Listings of boxed layout items:
-- begin --

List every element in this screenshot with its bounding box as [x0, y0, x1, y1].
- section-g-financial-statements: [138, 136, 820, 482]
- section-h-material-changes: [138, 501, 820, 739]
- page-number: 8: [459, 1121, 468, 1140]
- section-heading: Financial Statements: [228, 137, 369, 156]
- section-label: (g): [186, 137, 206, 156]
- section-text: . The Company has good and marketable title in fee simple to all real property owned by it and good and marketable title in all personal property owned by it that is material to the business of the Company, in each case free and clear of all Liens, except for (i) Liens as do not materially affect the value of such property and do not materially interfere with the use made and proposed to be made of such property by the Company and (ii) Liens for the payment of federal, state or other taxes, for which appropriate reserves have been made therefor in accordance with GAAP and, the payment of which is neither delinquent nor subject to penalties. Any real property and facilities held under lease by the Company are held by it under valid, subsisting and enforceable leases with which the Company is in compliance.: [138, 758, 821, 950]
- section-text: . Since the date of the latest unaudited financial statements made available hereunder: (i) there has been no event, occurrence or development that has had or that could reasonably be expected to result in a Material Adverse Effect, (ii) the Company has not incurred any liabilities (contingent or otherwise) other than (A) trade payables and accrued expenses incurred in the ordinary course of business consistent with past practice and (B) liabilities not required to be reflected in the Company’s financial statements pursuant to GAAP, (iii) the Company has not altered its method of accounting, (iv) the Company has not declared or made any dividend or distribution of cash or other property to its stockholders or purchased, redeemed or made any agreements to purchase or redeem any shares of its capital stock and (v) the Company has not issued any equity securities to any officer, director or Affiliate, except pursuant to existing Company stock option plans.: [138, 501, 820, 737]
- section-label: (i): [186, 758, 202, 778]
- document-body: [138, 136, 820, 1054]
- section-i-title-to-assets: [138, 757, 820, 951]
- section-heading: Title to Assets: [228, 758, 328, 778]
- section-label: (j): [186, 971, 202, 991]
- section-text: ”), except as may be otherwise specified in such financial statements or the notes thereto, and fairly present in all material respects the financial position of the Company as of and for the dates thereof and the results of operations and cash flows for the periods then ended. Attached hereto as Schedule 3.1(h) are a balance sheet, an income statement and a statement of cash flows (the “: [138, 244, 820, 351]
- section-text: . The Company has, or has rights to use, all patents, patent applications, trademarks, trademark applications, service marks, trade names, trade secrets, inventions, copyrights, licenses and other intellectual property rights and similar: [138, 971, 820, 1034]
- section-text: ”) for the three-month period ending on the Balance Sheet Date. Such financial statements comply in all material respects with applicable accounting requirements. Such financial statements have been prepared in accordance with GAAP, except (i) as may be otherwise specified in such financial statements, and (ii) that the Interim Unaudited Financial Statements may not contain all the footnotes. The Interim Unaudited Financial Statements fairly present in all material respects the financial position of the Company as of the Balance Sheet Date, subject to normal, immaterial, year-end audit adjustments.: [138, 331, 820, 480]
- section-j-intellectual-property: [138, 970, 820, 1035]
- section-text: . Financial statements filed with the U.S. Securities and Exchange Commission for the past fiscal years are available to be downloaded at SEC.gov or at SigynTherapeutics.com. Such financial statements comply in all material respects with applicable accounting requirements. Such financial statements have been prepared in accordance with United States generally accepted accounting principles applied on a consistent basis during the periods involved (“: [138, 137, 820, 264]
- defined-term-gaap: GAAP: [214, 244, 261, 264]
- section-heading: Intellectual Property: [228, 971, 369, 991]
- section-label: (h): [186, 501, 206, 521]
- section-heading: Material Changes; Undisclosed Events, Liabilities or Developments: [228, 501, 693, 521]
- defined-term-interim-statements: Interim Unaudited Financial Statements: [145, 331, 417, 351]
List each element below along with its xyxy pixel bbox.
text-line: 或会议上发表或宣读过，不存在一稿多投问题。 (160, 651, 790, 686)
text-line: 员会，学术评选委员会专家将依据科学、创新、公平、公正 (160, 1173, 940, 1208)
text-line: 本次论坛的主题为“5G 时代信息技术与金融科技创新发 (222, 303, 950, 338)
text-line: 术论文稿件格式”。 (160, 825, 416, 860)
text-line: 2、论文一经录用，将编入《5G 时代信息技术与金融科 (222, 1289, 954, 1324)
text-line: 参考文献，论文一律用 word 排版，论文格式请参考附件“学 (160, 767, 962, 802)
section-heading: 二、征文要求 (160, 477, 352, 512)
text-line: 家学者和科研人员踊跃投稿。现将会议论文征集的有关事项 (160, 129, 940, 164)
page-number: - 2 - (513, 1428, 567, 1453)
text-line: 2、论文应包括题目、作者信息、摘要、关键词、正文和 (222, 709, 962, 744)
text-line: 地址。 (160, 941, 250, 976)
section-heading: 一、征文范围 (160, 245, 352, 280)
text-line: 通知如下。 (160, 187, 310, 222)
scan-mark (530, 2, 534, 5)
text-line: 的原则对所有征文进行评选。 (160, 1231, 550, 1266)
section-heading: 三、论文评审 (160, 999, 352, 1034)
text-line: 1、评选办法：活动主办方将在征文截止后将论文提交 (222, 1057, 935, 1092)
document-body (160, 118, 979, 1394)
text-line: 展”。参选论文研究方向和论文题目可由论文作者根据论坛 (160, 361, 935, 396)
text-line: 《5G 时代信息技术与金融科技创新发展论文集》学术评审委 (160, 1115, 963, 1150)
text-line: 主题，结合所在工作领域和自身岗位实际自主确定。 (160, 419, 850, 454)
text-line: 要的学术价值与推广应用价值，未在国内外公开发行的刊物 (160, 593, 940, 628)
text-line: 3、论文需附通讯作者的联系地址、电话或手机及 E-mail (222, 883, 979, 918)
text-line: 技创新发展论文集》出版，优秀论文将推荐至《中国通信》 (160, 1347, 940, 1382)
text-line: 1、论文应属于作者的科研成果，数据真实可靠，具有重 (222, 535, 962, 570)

-- end --

Goal:
Report every line of the data above that contains the string "number", matching case exactly.

Response:
- page-number: 8: [459, 1121, 468, 1140]
page-number: - 2 - (513, 1428, 567, 1453)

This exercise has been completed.